I have a three layer architecture program. The questions are:
1. Data access is the layer of EF?
2. If i want to use an entity generated by EF from Presentation Layer, then i reference the Data Access, but this violates the principles of 3 layered architecture.

Microsoft Spain released a pretty good documentation, guide and sample application for N-layered applications on codeplex, you can look it up here:

http://microsoftnlayerapp.codeplex.com/

You will find many directions and helpful implementation patterns there.

hth.

Yes EF would be your Data Access Layer. With EF you can use T4 templates with POCO support, you can then extract these POCO into a seperate dll and this will be reference from all of your layers.

What type of application are you building? If you are building an ASP.NET MVC 3 application, you can have your View be the presentation layer, your Model is your data access (which can use EF) and the controller and / or Action Filters can contain your business logic and in this scenario you will be using your EF Model in the presentation layer but still satisfy the separation of concerns principle.

EF does two things: -

1) Generates an domain model for you (optional, but commonly used) 2) Gives you the ability to query / modify your database via that domain model.

This can give the appearance of blurring the lines between domain model and data access but the two are indeed separate.

As long as you're not doing stuff like creating object contexts and writing queries directly in your presentation tierthen IMHO you are not breaking abstraction - the only thing you are "breakin"g is the fact that you will need to reference System.Data.Objects (or whatever the EF dll is) in your presentation project(s) (which is just a physical artifact) unless you go down the route suggested by Jethro to generate your domain model into a separate project.

§ Work request A:
In the Entity Framework discussion, condense the paragraph beginning "What type of application are you building?" into a short list that keeps its main facts.
§ Work request B:
According to the Entity Framework discussion, who released documentation, a guide and a sample application for N-layered applications on codeplex?

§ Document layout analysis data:
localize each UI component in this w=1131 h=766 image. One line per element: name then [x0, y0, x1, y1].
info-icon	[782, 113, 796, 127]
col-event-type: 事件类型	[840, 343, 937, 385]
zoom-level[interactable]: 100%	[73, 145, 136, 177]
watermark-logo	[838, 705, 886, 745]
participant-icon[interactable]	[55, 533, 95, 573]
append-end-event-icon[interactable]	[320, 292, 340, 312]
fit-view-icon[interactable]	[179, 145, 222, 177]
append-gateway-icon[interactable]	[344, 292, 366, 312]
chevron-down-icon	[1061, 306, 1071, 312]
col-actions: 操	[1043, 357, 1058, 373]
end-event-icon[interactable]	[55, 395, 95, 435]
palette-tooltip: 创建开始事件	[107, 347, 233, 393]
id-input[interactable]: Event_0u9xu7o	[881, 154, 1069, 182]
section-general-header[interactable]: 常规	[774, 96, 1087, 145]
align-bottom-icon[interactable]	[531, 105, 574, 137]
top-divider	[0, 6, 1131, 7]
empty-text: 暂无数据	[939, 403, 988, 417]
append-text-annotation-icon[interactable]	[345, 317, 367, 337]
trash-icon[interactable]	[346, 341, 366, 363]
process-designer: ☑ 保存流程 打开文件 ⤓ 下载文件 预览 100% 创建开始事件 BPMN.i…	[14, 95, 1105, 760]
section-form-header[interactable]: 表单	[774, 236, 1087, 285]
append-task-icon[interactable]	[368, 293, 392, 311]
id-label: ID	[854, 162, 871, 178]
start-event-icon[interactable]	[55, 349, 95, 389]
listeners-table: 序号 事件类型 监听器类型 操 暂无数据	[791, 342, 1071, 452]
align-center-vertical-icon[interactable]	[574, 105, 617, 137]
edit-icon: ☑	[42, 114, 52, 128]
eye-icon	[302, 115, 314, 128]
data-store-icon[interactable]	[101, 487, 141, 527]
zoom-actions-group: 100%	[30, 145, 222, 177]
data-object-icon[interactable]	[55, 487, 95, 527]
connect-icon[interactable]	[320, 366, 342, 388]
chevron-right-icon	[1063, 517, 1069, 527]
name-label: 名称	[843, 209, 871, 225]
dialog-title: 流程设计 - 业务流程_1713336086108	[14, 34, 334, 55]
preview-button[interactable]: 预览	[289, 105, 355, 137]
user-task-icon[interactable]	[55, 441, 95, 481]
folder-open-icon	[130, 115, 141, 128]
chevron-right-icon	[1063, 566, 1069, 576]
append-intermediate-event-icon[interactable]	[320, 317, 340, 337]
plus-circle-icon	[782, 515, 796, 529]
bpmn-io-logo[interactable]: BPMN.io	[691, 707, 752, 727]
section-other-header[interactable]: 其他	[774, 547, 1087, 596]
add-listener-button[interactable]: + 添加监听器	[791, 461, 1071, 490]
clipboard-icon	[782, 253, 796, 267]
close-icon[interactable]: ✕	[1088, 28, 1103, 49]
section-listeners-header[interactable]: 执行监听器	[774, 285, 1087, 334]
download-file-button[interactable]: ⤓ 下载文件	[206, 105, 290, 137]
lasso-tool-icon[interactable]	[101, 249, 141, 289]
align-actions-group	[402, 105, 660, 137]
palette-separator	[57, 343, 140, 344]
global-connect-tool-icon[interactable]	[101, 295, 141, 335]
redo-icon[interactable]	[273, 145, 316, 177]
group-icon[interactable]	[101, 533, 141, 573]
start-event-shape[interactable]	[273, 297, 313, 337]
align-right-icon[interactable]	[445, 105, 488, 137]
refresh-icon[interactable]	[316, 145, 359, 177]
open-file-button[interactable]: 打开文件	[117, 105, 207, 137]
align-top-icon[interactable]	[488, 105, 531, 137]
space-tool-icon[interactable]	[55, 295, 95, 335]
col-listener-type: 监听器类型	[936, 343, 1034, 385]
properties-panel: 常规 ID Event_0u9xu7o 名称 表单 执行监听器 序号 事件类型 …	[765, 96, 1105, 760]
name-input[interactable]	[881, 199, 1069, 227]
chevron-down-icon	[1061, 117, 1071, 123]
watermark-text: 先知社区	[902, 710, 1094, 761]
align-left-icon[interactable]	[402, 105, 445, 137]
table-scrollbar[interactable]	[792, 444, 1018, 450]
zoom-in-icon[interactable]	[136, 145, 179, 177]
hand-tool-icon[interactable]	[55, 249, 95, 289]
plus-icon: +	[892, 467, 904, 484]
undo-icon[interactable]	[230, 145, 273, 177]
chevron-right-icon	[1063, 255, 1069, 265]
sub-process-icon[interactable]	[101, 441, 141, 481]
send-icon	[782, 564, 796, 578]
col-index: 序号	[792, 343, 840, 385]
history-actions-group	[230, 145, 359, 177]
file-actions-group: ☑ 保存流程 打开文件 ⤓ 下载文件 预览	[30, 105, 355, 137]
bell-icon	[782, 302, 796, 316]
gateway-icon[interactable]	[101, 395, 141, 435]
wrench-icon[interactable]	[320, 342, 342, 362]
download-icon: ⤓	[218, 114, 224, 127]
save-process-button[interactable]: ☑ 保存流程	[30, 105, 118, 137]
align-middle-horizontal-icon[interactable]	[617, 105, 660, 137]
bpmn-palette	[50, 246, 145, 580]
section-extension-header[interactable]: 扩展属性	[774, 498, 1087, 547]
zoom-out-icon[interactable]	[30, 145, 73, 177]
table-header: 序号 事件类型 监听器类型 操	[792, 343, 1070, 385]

§ Answer box A:
- The setup applies to an ASP.NET MVC 3 application.
- The View is the presentation layer.
- The Model is the data access layer, which can use EF.
- The controller and/or Action Filters hold the business logic.
- In this setup, the EF Model is used in the presentation layer and the separation of concerns principle is still satisfied.

§ Answer box B:
Microsoft Spain